> Description of the task
Write out each entry, exactly the way it appears.

> Records shown
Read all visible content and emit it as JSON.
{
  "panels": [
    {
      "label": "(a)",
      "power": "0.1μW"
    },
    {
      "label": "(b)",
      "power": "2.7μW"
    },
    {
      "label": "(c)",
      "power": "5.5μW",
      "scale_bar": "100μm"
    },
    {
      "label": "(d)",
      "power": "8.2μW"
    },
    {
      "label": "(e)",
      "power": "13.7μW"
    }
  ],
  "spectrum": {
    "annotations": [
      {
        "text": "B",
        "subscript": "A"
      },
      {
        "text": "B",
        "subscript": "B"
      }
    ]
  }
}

> Task result
Read all visible content and emit it as JSON.
{
  "panels": [
    {
      "label": "(a)",
      "power": "0.1μW"
    },
    {
      "label": "(b)",
      "power": "2.7μW"
    },
    {
      "label": "(c)",
      "power": "5.5μW",
      "scale_bar": "100μm"
    },
    {
      "label": "(d)",
      "power": "8.2μW"
    },
    {
      "label": "(e)",
      "power": "13.7μW"
    }
  ],
  "spectrum": {
    "annotations": [
      {
        "text": "B",
        "subscript": "A"
      },
      {
        "text": "B",
        "subscript": "B"
      }
    ]
  }
}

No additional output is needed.